**To do**
Output every line below without omitting or altering anything.

Figure dataset records
- - - - -

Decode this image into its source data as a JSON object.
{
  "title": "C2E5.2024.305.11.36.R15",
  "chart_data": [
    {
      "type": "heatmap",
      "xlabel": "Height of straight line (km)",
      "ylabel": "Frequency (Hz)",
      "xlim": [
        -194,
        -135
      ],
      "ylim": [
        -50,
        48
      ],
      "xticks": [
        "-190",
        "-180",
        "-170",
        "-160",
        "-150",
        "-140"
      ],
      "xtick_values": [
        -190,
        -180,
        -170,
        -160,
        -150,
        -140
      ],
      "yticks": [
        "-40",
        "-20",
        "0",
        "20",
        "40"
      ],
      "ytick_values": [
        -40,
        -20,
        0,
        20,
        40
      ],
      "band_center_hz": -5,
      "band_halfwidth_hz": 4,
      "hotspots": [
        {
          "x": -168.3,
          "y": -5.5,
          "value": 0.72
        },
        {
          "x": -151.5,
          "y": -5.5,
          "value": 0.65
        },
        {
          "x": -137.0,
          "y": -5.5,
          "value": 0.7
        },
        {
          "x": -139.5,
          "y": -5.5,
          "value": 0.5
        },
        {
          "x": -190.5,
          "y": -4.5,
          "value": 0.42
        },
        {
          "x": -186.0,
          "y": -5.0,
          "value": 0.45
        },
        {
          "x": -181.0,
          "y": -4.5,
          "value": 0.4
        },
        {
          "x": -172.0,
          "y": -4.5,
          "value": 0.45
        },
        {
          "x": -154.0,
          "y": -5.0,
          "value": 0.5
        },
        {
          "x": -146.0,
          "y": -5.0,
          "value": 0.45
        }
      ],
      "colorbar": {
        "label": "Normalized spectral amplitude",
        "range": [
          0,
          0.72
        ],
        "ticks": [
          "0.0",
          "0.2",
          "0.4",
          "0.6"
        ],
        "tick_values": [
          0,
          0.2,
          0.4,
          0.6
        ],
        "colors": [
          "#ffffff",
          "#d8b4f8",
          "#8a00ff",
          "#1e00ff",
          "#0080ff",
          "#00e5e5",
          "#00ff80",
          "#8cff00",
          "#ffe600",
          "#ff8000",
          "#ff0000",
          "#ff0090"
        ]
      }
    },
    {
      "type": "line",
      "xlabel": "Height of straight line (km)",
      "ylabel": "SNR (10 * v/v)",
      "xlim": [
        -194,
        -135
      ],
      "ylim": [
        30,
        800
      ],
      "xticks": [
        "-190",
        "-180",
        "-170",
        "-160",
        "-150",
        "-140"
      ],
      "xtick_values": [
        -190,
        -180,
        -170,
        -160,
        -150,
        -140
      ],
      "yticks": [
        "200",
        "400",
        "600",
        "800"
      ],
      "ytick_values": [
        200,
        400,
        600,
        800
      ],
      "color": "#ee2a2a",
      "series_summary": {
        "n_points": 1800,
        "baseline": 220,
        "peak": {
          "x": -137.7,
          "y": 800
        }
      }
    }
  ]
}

- - - - -

**Reply to the task**
Decode this image into its source data as a JSON object.
{
  "title": "C2E5.2024.305.11.36.R15",
  "chart_data": [
    {
      "type": "heatmap",
      "xlabel": "Height of straight line (km)",
      "ylabel": "Frequency (Hz)",
      "xlim": [
        -194,
        -135
      ],
      "ylim": [
        -50,
        48
      ],
      "xticks": [
        "-190",
        "-180",
        "-170",
        "-160",
        "-150",
        "-140"
      ],
      "xtick_values": [
        -190,
        -180,
        -170,
        -160,
        -150,
        -140
      ],
      "yticks": [
        "-40",
        "-20",
        "0",
        "20",
        "40"
      ],
      "ytick_values": [
        -40,
        -20,
        0,
        20,
        40
      ],
      "band_center_hz": -5,
      "band_halfwidth_hz": 4,
      "hotspots": [
        {
          "x": -168.3,
          "y": -5.5,
          "value": 0.72
        },
        {
          "x": -151.5,
          "y": -5.5,
          "value": 0.65
        },
        {
          "x": -137.0,
          "y": -5.5,
          "value": 0.7
        },
        {
          "x": -139.5,
          "y": -5.5,
          "value": 0.5
        },
        {
          "x": -190.5,
          "y": -4.5,
          "value": 0.42
        },
        {
          "x": -186.0,
          "y": -5.0,
          "value": 0.45
        },
        {
          "x": -181.0,
          "y": -4.5,
          "value": 0.4
        },
        {
          "x": -172.0,
          "y": -4.5,
          "value": 0.45
        },
        {
          "x": -154.0,
          "y": -5.0,
          "value": 0.5
        },
        {
          "x": -146.0,
          "y": -5.0,
          "value": 0.45
        }
      ],
      "colorbar": {
        "label": "Normalized spectral amplitude",
        "range": [
          0,
          0.72
        ],
        "ticks": [
          "0.0",
          "0.2",
          "0.4",
          "0.6"
        ],
        "tick_values": [
          0,
          0.2,
          0.4,
          0.6
        ],
        "colors": [
          "#ffffff",
          "#d8b4f8",
          "#8a00ff",
          "#1e00ff",
          "#0080ff",
          "#00e5e5",
          "#00ff80",
          "#8cff00",
          "#ffe600",
          "#ff8000",
          "#ff0000",
          "#ff0090"
        ]
      }
    },
    {
      "type": "line",
      "xlabel": "Height of straight line (km)",
      "ylabel": "SNR (10 * v/v)",
      "xlim": [
        -194,
        -135
      ],
      "ylim": [
        30,
        800
      ],
      "xticks": [
        "-190",
        "-180",
        "-170",
        "-160",
        "-150",
        "-140"
      ],
      "xtick_values": [
        -190,
        -180,
        -170,
        -160,
        -150,
        -140
      ],
      "yticks": [
        "200",
        "400",
        "600",
        "800"
      ],
      "ytick_values": [
        200,
        400,
        600,
        800
      ],
      "color": "#ee2a2a",
      "series_summary": {
        "n_points": 1800,
        "baseline": 220,
        "peak": {
          "x": -137.7,
          "y": 800
        }
      }
    }
  ]
}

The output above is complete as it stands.